→ WRITTEN TASK
Reproduce every line of the records verbatim, leaving out the pictures.
-- Start ENTRIES --
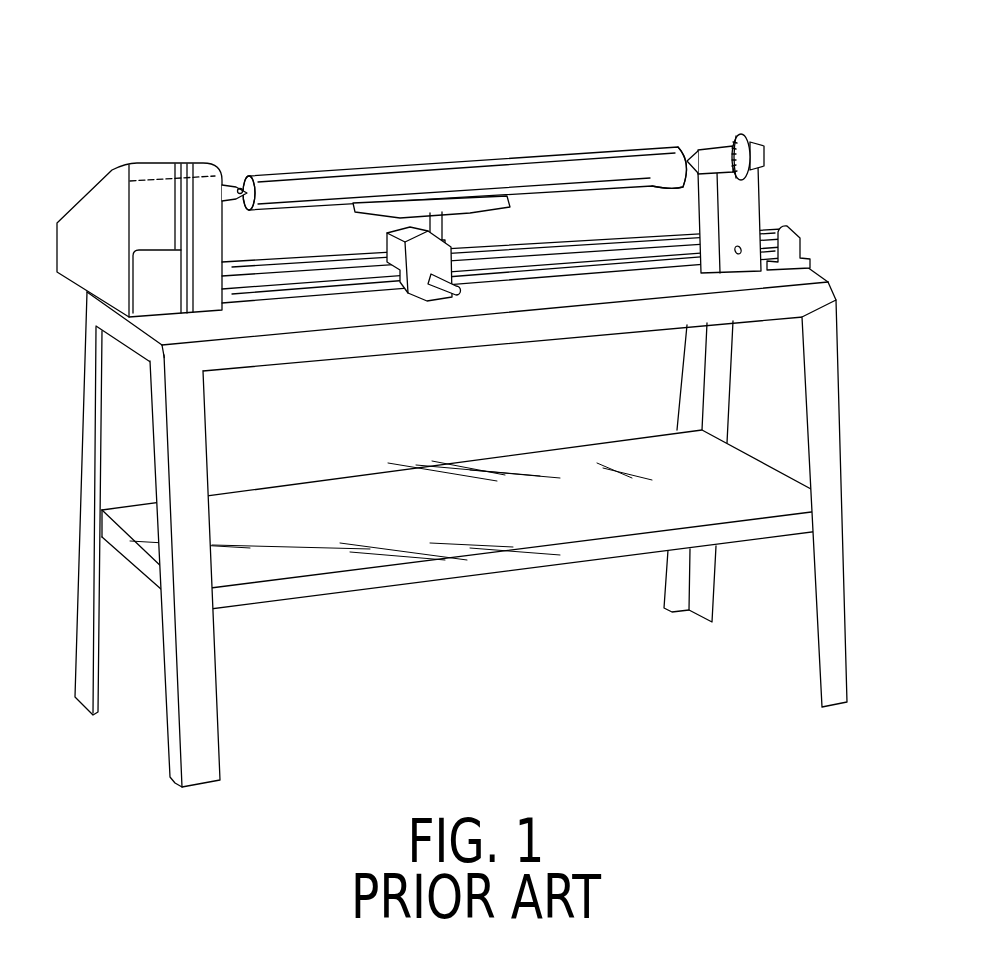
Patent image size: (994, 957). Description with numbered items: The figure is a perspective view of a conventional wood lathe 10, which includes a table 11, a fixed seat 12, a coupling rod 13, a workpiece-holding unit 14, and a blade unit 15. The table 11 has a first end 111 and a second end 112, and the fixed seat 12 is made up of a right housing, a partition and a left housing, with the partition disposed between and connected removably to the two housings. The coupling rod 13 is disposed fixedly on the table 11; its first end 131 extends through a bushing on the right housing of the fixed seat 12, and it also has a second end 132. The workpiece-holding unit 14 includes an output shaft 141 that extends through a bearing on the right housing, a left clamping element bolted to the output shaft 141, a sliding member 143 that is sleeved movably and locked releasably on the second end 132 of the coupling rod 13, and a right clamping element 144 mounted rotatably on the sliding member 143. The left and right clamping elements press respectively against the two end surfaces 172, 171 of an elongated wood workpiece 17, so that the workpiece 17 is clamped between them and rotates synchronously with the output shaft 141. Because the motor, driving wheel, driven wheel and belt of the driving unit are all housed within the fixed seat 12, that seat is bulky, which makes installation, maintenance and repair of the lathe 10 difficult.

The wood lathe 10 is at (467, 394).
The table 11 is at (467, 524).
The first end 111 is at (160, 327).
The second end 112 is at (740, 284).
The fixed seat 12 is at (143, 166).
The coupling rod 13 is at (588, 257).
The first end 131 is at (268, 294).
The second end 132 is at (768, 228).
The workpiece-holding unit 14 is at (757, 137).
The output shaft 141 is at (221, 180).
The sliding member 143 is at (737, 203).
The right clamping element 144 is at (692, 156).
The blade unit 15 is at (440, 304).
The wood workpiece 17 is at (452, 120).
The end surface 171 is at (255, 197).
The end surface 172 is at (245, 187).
-- End ENTRIES --
→ THE REPLY
Patent image size: (994, 957). Description with numbered items: The figure is a perspective view of a conventional wood lathe 10, which includes a table 11, a fixed seat 12, a coupling rod 13, a workpiece-holding unit 14, and a blade unit 15. The table 11 has a first end 111 and a second end 112, and the fixed seat 12 is made up of a right housing, a partition and a left housing, with the partition disposed between and connected removably to the two housings. The coupling rod 13 is disposed fixedly on the table 11; its first end 131 extends through a bushing on the right housing of the fixed seat 12, and it also has a second end 132. The workpiece-holding unit 14 includes an output shaft 141 that extends through a bearing on the right housing, a left clamping element bolted to the output shaft 141, a sliding member 143 that is sleeved movably and locked releasably on the second end 132 of the coupling rod 13, and a right clamping element 144 mounted rotatably on the sliding member 143. The left and right clamping elements press respectively against the two end surfaces 172, 171 of an elongated wood workpiece 17, so that the workpiece 17 is clamped between them and rotates synchronously with the output shaft 141. Because the motor, driving wheel, driven wheel and belt of the driving unit are all housed within the fixed seat 12, that seat is bulky, which makes installation, maintenance and repair of the lathe 10 difficult.

The wood lathe 10 is at (467, 394).
The table 11 is at (467, 524).
The first end 111 is at (160, 327).
The second end 112 is at (740, 284).
The fixed seat 12 is at (143, 166).
The coupling rod 13 is at (588, 257).
The first end 131 is at (268, 294).
The second end 132 is at (768, 228).
The workpiece-holding unit 14 is at (757, 137).
The output shaft 141 is at (221, 180).
The sliding member 143 is at (737, 203).
The right clamping element 144 is at (692, 156).
The blade unit 15 is at (440, 304).
The wood workpiece 17 is at (452, 120).
The end surface 171 is at (255, 197).
The end surface 172 is at (245, 187).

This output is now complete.